Directions for this task
Check each line of the records below and collect those that include the word "JSON".

Provided material
⟨

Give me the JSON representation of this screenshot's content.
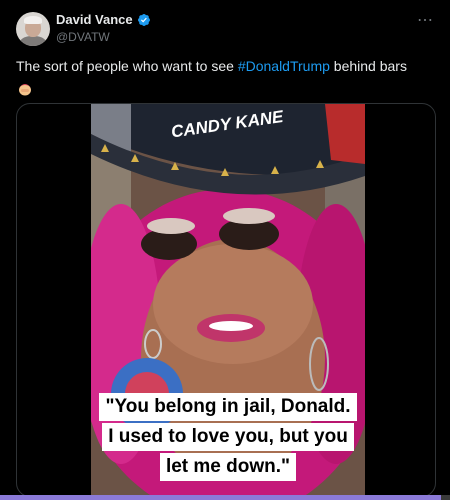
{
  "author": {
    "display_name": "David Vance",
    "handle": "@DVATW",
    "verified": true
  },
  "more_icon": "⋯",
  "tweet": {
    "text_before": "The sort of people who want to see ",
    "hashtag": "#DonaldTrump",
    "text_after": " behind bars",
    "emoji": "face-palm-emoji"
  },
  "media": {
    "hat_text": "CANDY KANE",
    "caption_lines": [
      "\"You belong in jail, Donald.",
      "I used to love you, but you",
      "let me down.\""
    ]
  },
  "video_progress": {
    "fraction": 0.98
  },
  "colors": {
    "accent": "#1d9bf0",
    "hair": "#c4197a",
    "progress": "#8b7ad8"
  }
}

⟩
⟨

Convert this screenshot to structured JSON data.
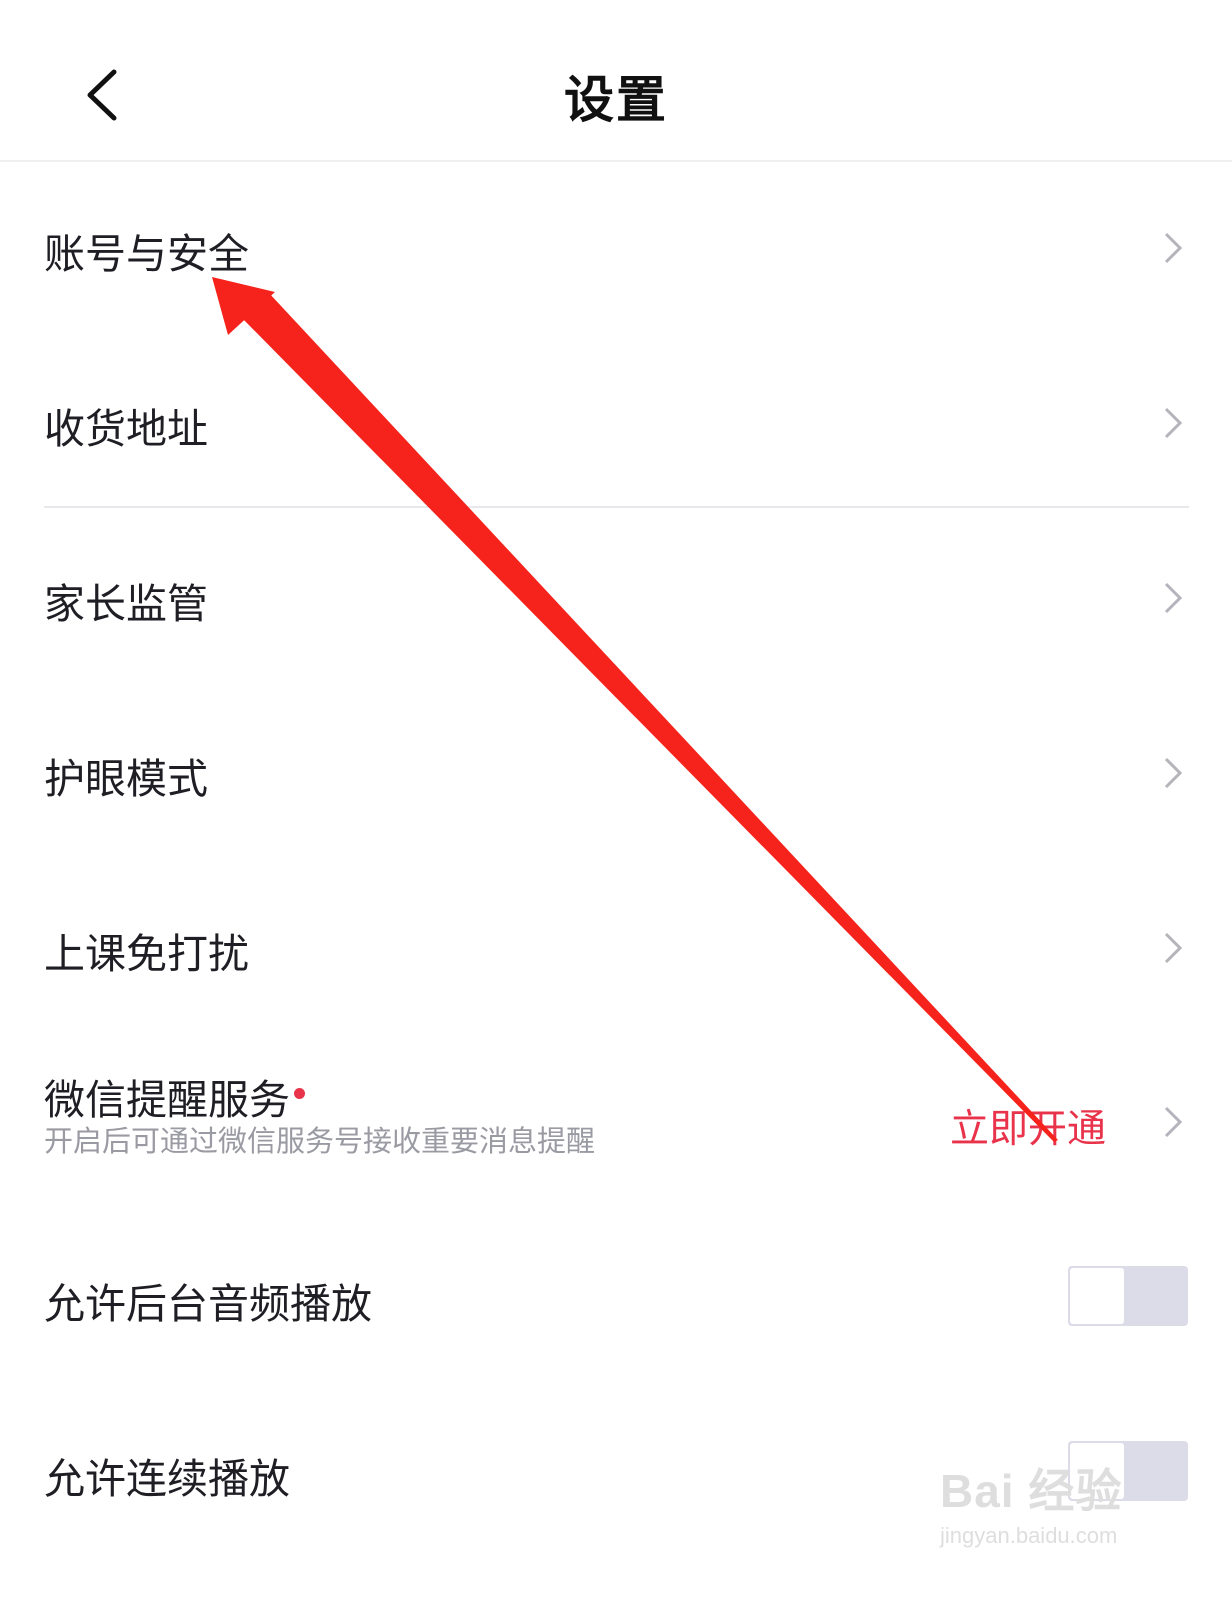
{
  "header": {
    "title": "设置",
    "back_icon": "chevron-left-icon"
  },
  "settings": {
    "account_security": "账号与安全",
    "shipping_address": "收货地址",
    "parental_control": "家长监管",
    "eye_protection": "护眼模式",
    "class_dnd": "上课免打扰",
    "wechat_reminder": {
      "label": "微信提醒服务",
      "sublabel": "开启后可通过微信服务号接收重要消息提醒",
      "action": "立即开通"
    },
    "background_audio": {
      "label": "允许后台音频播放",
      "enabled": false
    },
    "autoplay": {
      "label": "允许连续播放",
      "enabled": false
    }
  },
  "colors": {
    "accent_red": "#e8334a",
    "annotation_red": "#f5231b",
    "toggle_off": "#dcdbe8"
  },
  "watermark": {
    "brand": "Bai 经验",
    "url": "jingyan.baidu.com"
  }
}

⟩

Answer to this problem
Give me the JSON representation of this screenshot's content.
Convert this screenshot to structured JSON data.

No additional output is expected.